Repeat the data that follows, word for word, without the images.
══ Material ══
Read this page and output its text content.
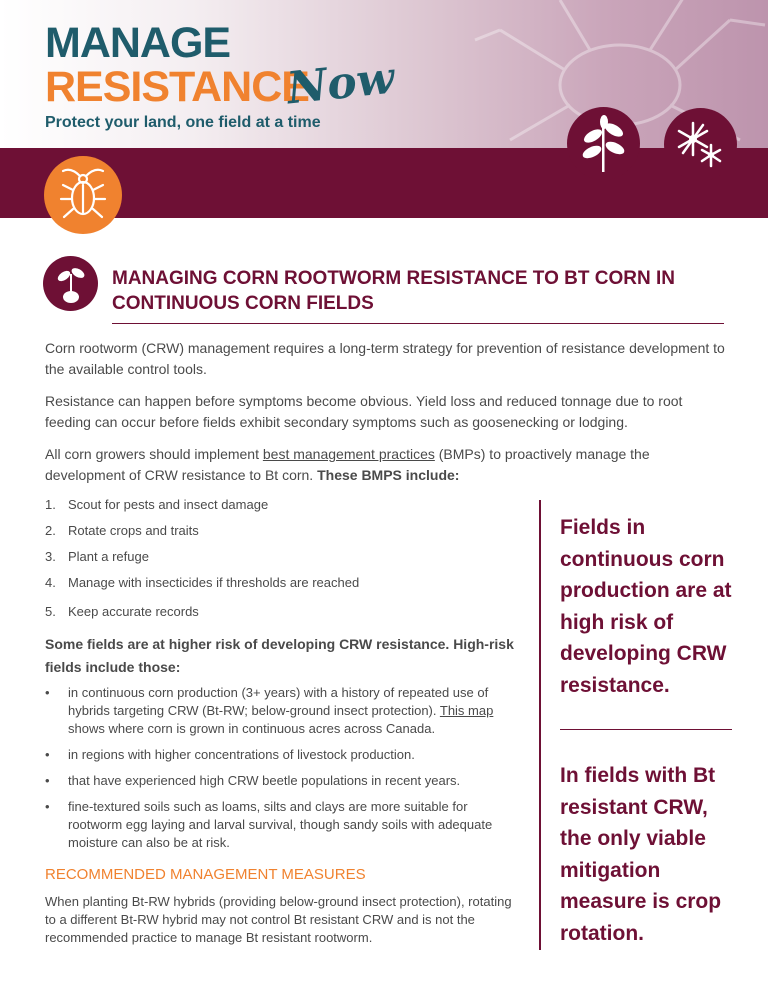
MANAGE
RESISTANCE
Now
Protect your land, one field at a time
MANAGING CORN ROOTWORM RESISTANCE TO BT CORN IN CONTINUOUS CORN FIELDS
Corn rootworm (CRW) management requires a long-term strategy for prevention of resistance development to the available control tools.
Resistance can happen before symptoms become obvious. Yield loss and reduced tonnage due to root feeding can occur before fields exhibit secondary symptoms such as goosenecking or lodging.
All corn growers should implement best management practices (BMPs) to proactively manage the development of CRW resistance to Bt corn. These BMPS include:
1. Scout for pests and insect damage
2. Rotate crops and traits
3. Plant a refuge
4. Manage with insecticides if thresholds are reached
5. Keep accurate records
Some fields are at higher risk of developing CRW resistance. High-risk fields include those:
• in continuous corn production (3+ years) with a history of repeated use of hybrids targeting CRW (Bt-RW; below-ground insect protection). This map shows where corn is grown in continuous acres across Canada.
• in regions with higher concentrations of livestock production.
• that have experienced high CRW beetle populations in recent years.
• fine-textured soils such as loams, silts and clays are more suitable for rootworm egg laying and larval survival, though sandy soils with adequate moisture can also be at risk.
RECOMMENDED MANAGEMENT MEASURES
When planting Bt-RW hybrids (providing below-ground insect protection), rotating to a different Bt-RW hybrid may not control Bt resistant CRW and is not the recommended practice to manage Bt resistant rootworm.
Fields in continuous corn production are at high risk of developing CRW resistance.
In fields with Bt resistant CRW, the only viable mitigation measure is crop rotation.
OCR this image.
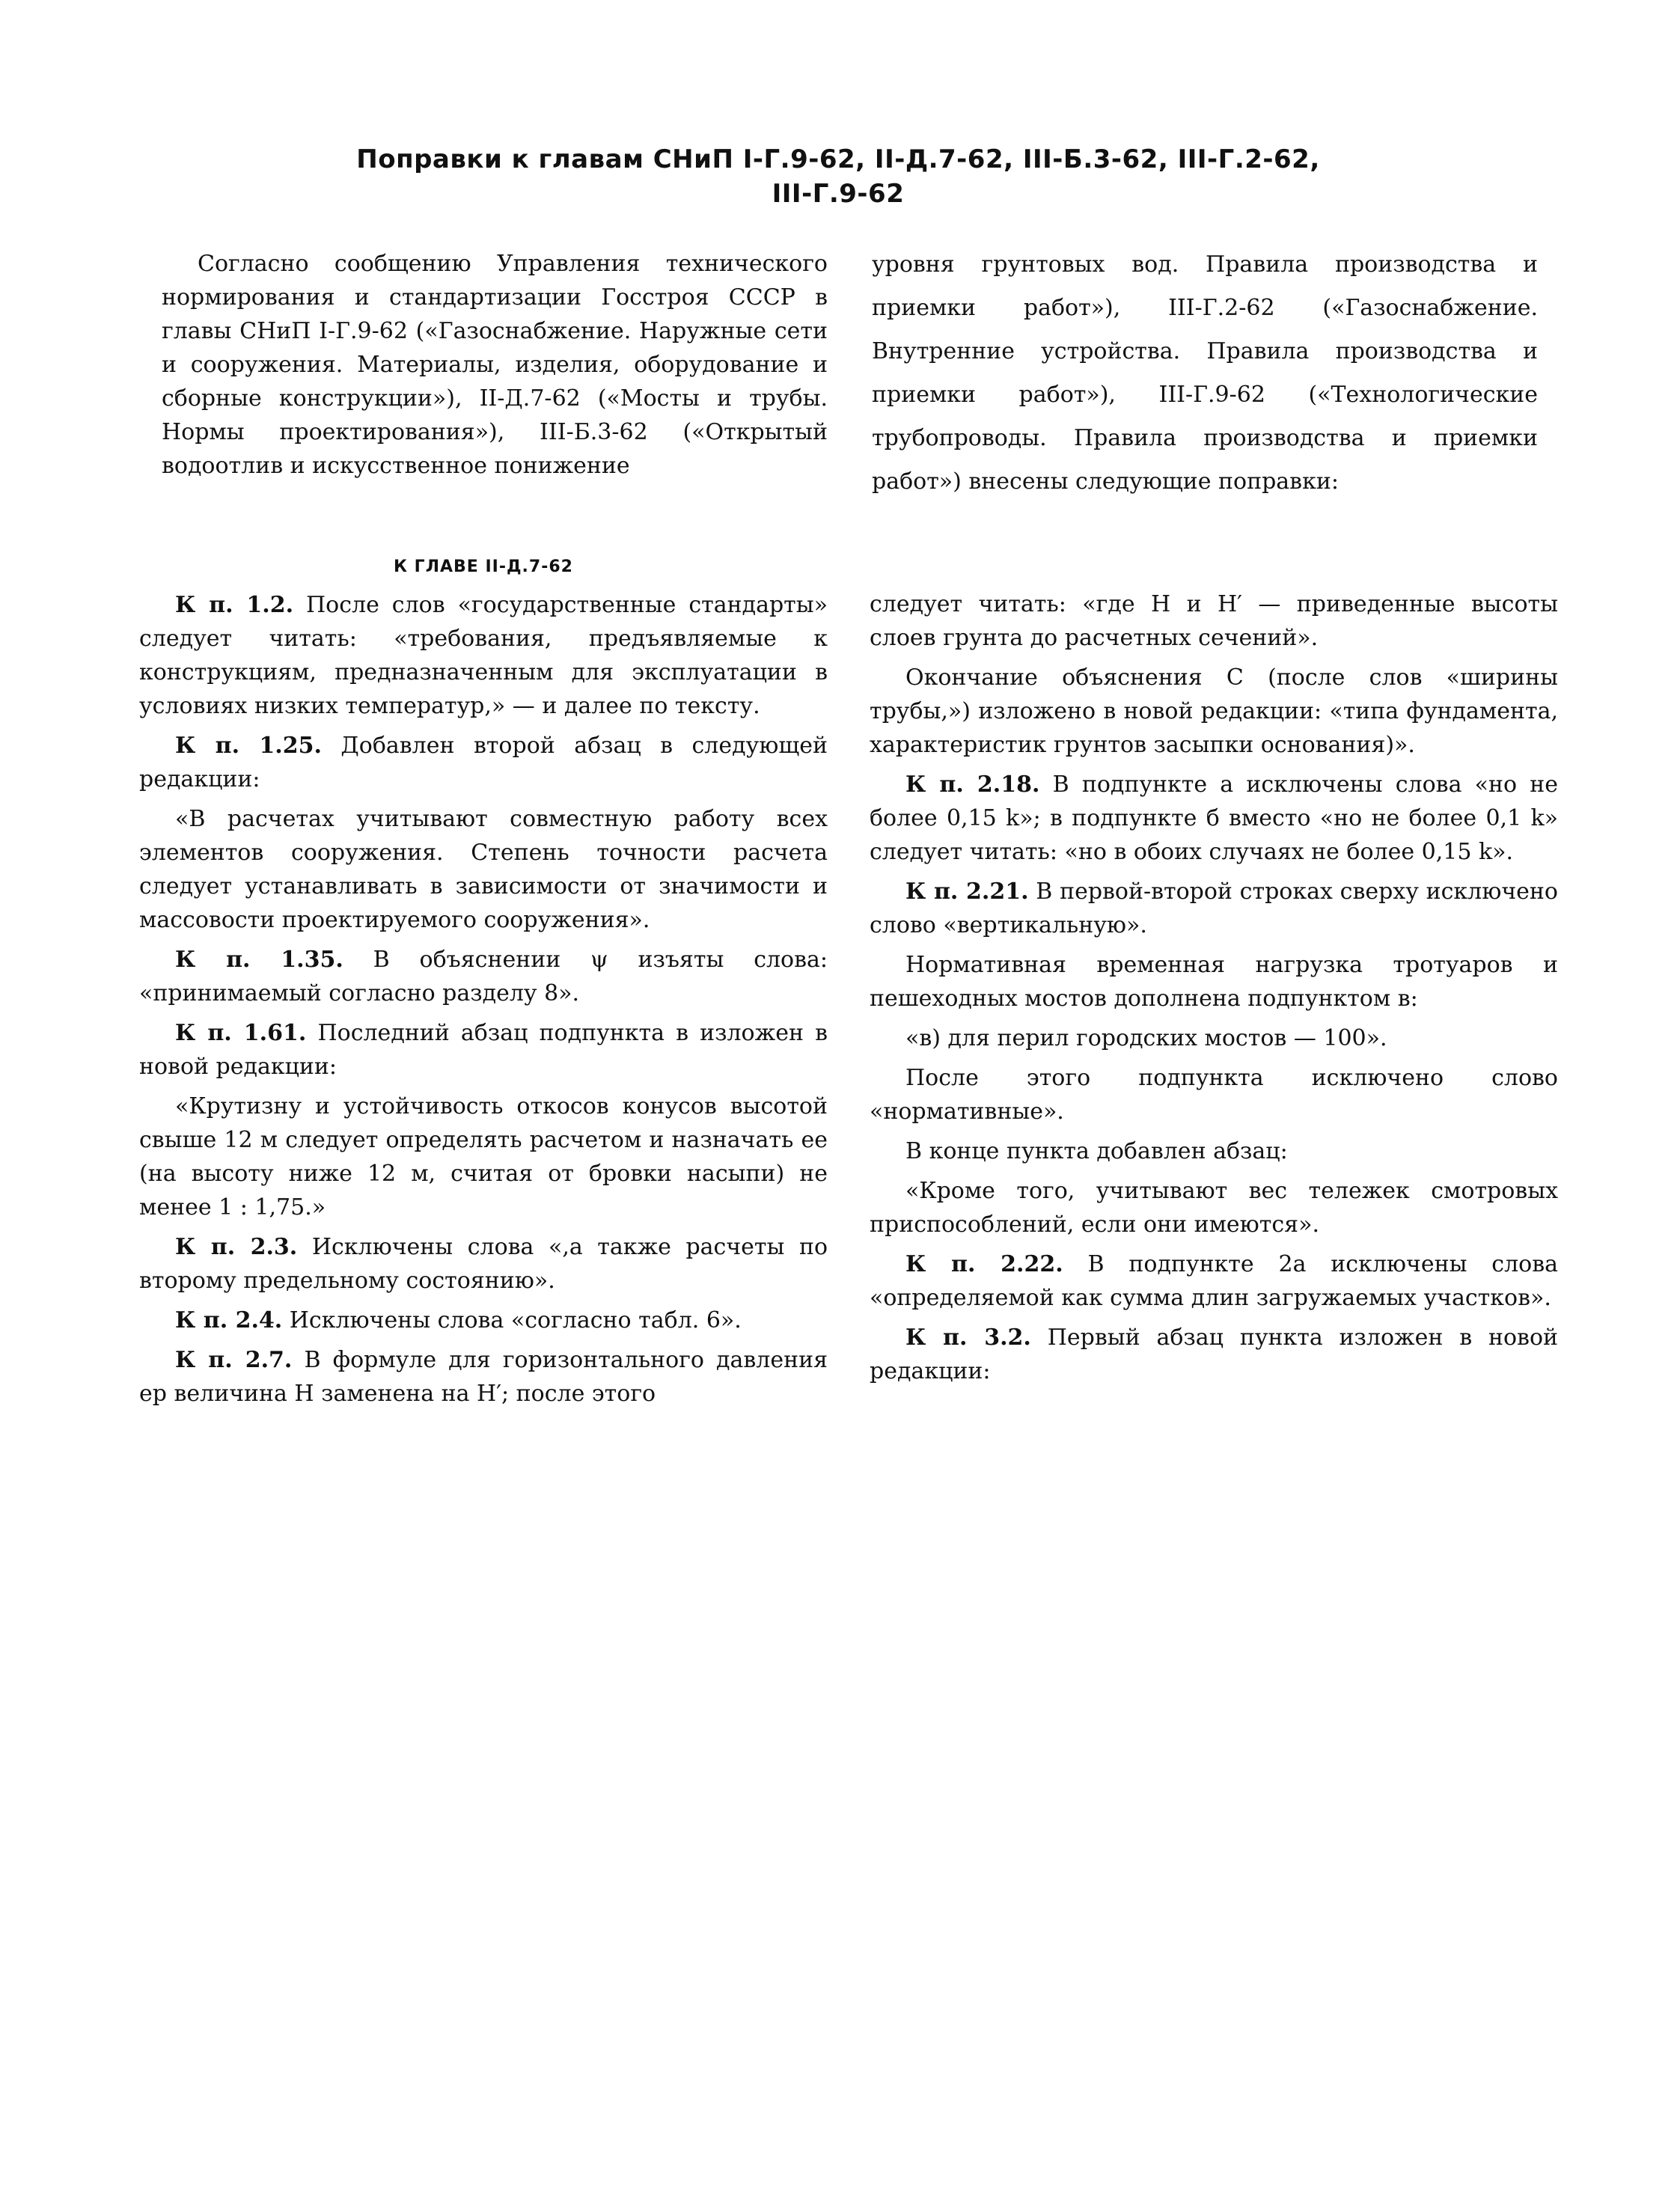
Поправки к главам СНиП I-Г.9-62, II-Д.7-62, III-Б.3-62, III-Г.2-62,
III-Г.9-62

Согласно сообщению Управления технического нормирования и стандартизации Госстроя СССР в главы СНиП I-Г.9-62 («Газоснабжение. Наружные сети и сооружения. Материалы, изделия, оборудование и сборные конструкции»), II-Д.7-62 («Мосты и трубы. Нормы проектирования»), III-Б.3-62 («Открытый водоотлив и искусственное понижение

уровня грунтовых вод. Правила производства и приемки работ»), III-Г.2-62 («Газоснабжение. Внутренние устройства. Правила производства и приемки работ»), III-Г.9-62 («Технологические трубопроводы. Правила производства и приемки работ») внесены следующие поправки:

К ГЛАВЕ II-Д.7-62

К п. 1.2. После слов «государственные стандарты» следует читать: «требования, предъявляемые к конструкциям, предназначенным для эксплуатации в условиях низких температур,» — и далее по тексту.

К п. 1.25. Добавлен второй абзац в следующей редакции:

«В расчетах учитывают совместную работу всех элементов сооружения. Степень точности расчета следует устанавливать в зависимости от значимости и массовости проектируемого сооружения».

К п. 1.35. В объяснении ψ изъяты слова: «принимаемый согласно разделу 8».

К п. 1.61. Последний абзац подпункта в изложен в новой редакции:

«Крутизну и устойчивость откосов конусов высотой свыше 12 м следует определять расчетом и назначать ее (на высоту ниже 12 м, считая от бровки насыпи) не менее 1 : 1,75.»

К п. 2.3. Исключены слова «,а также расчеты по второму предельному состоянию».

К п. 2.4. Исключены слова «согласно табл. 6».

К п. 2.7. В формуле для горизонтального давления eр величина H заменена на H′; после этого

следует читать: «где H и H′ — приведенные высоты слоев грунта до расчетных сечений».

Окончание объяснения C (после слов «ширины трубы,») изложено в новой редакции: «типа фундамента, характеристик грунтов засыпки основания)».

К п. 2.18. В подпункте а исключены слова «но не более 0,15 k»; в подпункте б вместо «но не более 0,1 k» следует читать: «но в обоих случаях не более 0,15 k».

К п. 2.21. В первой-второй строках сверху исключено слово «вертикальную».

Нормативная временная нагрузка тротуаров и пешеходных мостов дополнена подпунктом в:

«в) для перил городских мостов — 100».

После этого подпункта исключено слово «нормативные».

В конце пункта добавлен абзац:

«Кроме того, учитывают вес тележек смотровых приспособлений, если они имеются».

К п. 2.22. В подпункте 2а исключены слова «определяемой как сумма длин загружаемых участков».

К п. 3.2. Первый абзац пункта изложен в новой редакции:
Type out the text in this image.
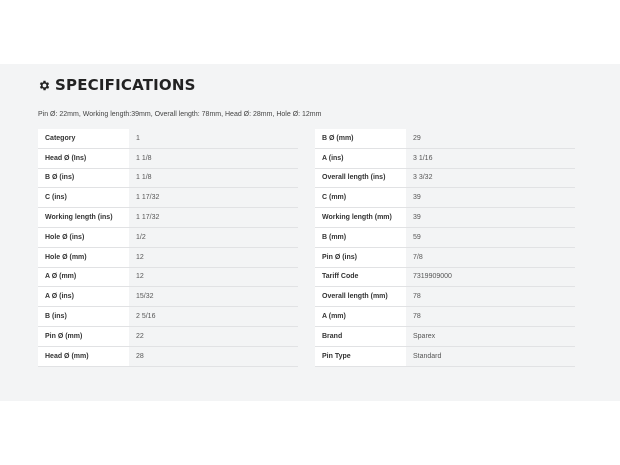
SPECIFICATIONS
Pin Ø: 22mm, Working length:39mm, Overall length: 78mm, Head Ø: 28mm, Hole Ø: 12mm
Category	1
Head Ø (Ins)	1 1/8
B Ø (ins)	1 1/8
C (ins)	1 17/32
Working length (ins)	1 17/32
Hole Ø (ins)	1/2
Hole Ø (mm)	12
A Ø (mm)	12
A Ø (ins)	15/32
B (ins)	2 5/16
Pin Ø (mm)	22
Head Ø (mm)	28
B Ø (mm)	29
A (ins)	3 1/16
Overall length (ins)	3 3/32
C (mm)	39
Working length (mm)	39
B (mm)	59
Pin Ø (ins)	7/8
Tariff Code	7319909000
Overall length (mm)	78
A (mm)	78
Brand	Sparex
Pin Type	Standard
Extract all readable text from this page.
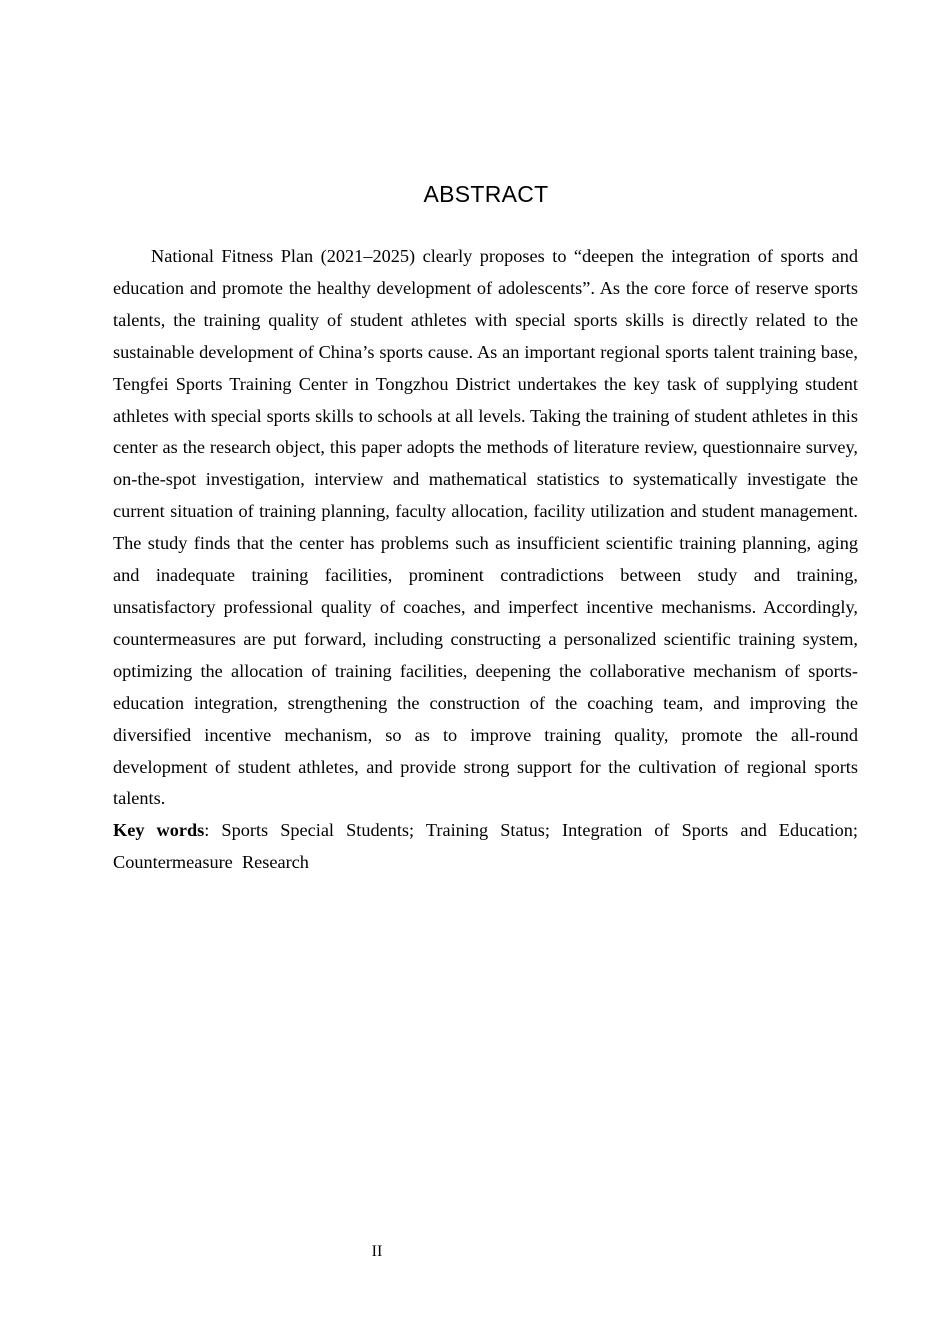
ABSTRACT

National Fitness Plan (2021–2025) clearly proposes to “deepen the integration of sports and education and promote the healthy development of adolescents”. As the core force of reserve sports talents, the training quality of student athletes with special sports skills is directly related to the sustainable development of China’s sports cause. As an important regional sports talent training base, Tengfei Sports Training Center in Tongzhou District undertakes the key task of supplying student athletes with special sports skills to schools at all levels. Taking the training of student athletes in this center as the research object, this paper adopts the methods of literature review, questionnaire survey, on-the-spot investigation, interview and mathematical statistics to systematically investigate the current situation of training planning, faculty allocation, facility utilization and student management. The study finds that the center has problems such as insufficient scientific training planning, aging and inadequate training facilities, prominent contradictions between study and training, unsatisfactory professional quality of coaches, and imperfect incentive mechanisms. Accordingly, countermeasures are put forward, including constructing a personalized scientific training system, optimizing the allocation of training facilities, deepening the collaborative mechanism of sports-education integration, strengthening the construction of the coaching team, and improving the diversified incentive mechanism, so as to improve training quality, promote the all-round development of student athletes, and provide strong support for the cultivation of regional sports talents.

Key words: Sports Special Students; Training Status; Integration of Sports and Education; Countermeasure  Research

II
═══
Expected output
Read this page and output its text content.
MANAGE
RESISTANCE
Now
Protect your land, one field at a time
MANAGING CORN ROOTWORM RESISTANCE TO BT CORN IN CONTINUOUS CORN FIELDS
Corn rootworm (CRW) management requires a long-term strategy for prevention of resistance development to the available control tools.
Resistance can happen before symptoms become obvious. Yield loss and reduced tonnage due to root feeding can occur before fields exhibit secondary symptoms such as goosenecking or lodging.
All corn growers should implement best management practices (BMPs) to proactively manage the development of CRW resistance to Bt corn. These BMPS include:
1. Scout for pests and insect damage
2. Rotate crops and traits
3. Plant a refuge
4. Manage with insecticides if thresholds are reached
5. Keep accurate records
Some fields are at higher risk of developing CRW resistance. High-risk fields include those:
• in continuous corn production (3+ years) with a history of repeated use of hybrids targeting CRW (Bt-RW; below-ground insect protection). This map shows where corn is grown in continuous acres across Canada.
• in regions with higher concentrations of livestock production.
• that have experienced high CRW beetle populations in recent years.
• fine-textured soils such as loams, silts and clays are more suitable for rootworm egg laying and larval survival, though sandy soils with adequate moisture can also be at risk.
RECOMMENDED MANAGEMENT MEASURES
When planting Bt-RW hybrids (providing below-ground insect protection), rotating to a different Bt-RW hybrid may not control Bt resistant CRW and is not the recommended practice to manage Bt resistant rootworm.
Fields in continuous corn production are at high risk of developing CRW resistance.
In fields with Bt resistant CRW, the only viable mitigation measure is crop rotation.
OCR this image.
Поправки к главам СНиП I-Г.9-62, II-Д.7-62, III-Б.3-62, III-Г.2-62,
III-Г.9-62

Согласно сообщению Управления технического нормирования и стандартизации Госстроя СССР в главы СНиП I-Г.9-62 («Газоснабжение. Наружные сети и сооружения. Материалы, изделия, оборудование и сборные конструкции»), II-Д.7-62 («Мосты и трубы. Нормы проектирования»), III-Б.3-62 («Открытый водоотлив и искусственное понижение

уровня грунтовых вод. Правила производства и приемки работ»), III-Г.2-62 («Газоснабжение. Внутренние устройства. Правила производства и приемки работ»), III-Г.9-62 («Технологические трубопроводы. Правила производства и приемки работ») внесены следующие поправки:

К ГЛАВЕ II-Д.7-62

К п. 1.2. После слов «государственные стандарты» следует читать: «требования, предъявляемые к конструкциям, предназначенным для эксплуатации в условиях низких температур,» — и далее по тексту.

К п. 1.25. Добавлен второй абзац в следующей редакции:

«В расчетах учитывают совместную работу всех элементов сооружения. Степень точности расчета следует устанавливать в зависимости от значимости и массовости проектируемого сооружения».

К п. 1.35. В объяснении ψ изъяты слова: «принимаемый согласно разделу 8».

К п. 1.61. Последний абзац подпункта в изложен в новой редакции:

«Крутизну и устойчивость откосов конусов высотой свыше 12 м следует определять расчетом и назначать ее (на высоту ниже 12 м, считая от бровки насыпи) не менее 1 : 1,75.»

К п. 2.3. Исключены слова «,а также расчеты по второму предельному состоянию».

К п. 2.4. Исключены слова «согласно табл. 6».

К п. 2.7. В формуле для горизонтального давления eр величина H заменена на H′; после этого

следует читать: «где H и H′ — приведенные высоты слоев грунта до расчетных сечений».

Окончание объяснения C (после слов «ширины трубы,») изложено в новой редакции: «типа фундамента, характеристик грунтов засыпки основания)».

К п. 2.18. В подпункте а исключены слова «но не более 0,15 k»; в подпункте б вместо «но не более 0,1 k» следует читать: «но в обоих случаях не более 0,15 k».

К п. 2.21. В первой-второй строках сверху исключено слово «вертикальную».

Нормативная временная нагрузка тротуаров и пешеходных мостов дополнена подпунктом в:

«в) для перил городских мостов — 100».

После этого подпункта исключено слово «нормативные».

В конце пункта добавлен абзац:

«Кроме того, учитывают вес тележек смотровых приспособлений, если они имеются».

К п. 2.22. В подпункте 2а исключены слова «определяемой как сумма длин загружаемых участков».

К п. 3.2. Первый абзац пункта изложен в новой редакции:
Type out the text in this image.
SPECIFICATIONS
Pin Ø: 22mm, Working length:39mm, Overall length: 78mm, Head Ø: 28mm, Hole Ø: 12mm
Category	1
Head Ø (Ins)	1 1/8
B Ø (ins)	1 1/8
C (ins)	1 17/32
Working length (ins)	1 17/32
Hole Ø (ins)	1/2
Hole Ø (mm)	12
A Ø (mm)	12
A Ø (ins)	15/32
B (ins)	2 5/16
Pin Ø (mm)	22
Head Ø (mm)	28
B Ø (mm)	29
A (ins)	3 1/16
Overall length (ins)	3 3/32
C (mm)	39
Working length (mm)	39
B (mm)	59
Pin Ø (ins)	7/8
Tariff Code	7319909000
Overall length (mm)	78
A (mm)	78
Brand	Sparex
Pin Type	Standard
Extract all readable text from this page.
ABSTRACT

National Fitness Plan (2021–2025) clearly proposes to “deepen the integration of sports and education and promote the healthy development of adolescents”. As the core force of reserve sports talents, the training quality of student athletes with special sports skills is directly related to the sustainable development of China’s sports cause. As an important regional sports talent training base, Tengfei Sports Training Center in Tongzhou District undertakes the key task of supplying student athletes with special sports skills to schools at all levels. Taking the training of student athletes in this center as the research object, this paper adopts the methods of literature review, questionnaire survey, on-the-spot investigation, interview and mathematical statistics to systematically investigate the current situation of training planning, faculty allocation, facility utilization and student management. The study finds that the center has problems such as insufficient scientific training planning, aging and inadequate training facilities, prominent contradictions between study and training, unsatisfactory professional quality of coaches, and imperfect incentive mechanisms. Accordingly, countermeasures are put forward, including constructing a personalized scientific training system, optimizing the allocation of training facilities, deepening the collaborative mechanism of sports-education integration, strengthening the construction of the coaching team, and improving the diversified incentive mechanism, so as to improve training quality, promote the all-round development of student athletes, and provide strong support for the cultivation of regional sports talents.

Key words: Sports Special Students; Training Status; Integration of Sports and Education; Countermeasure  Research

II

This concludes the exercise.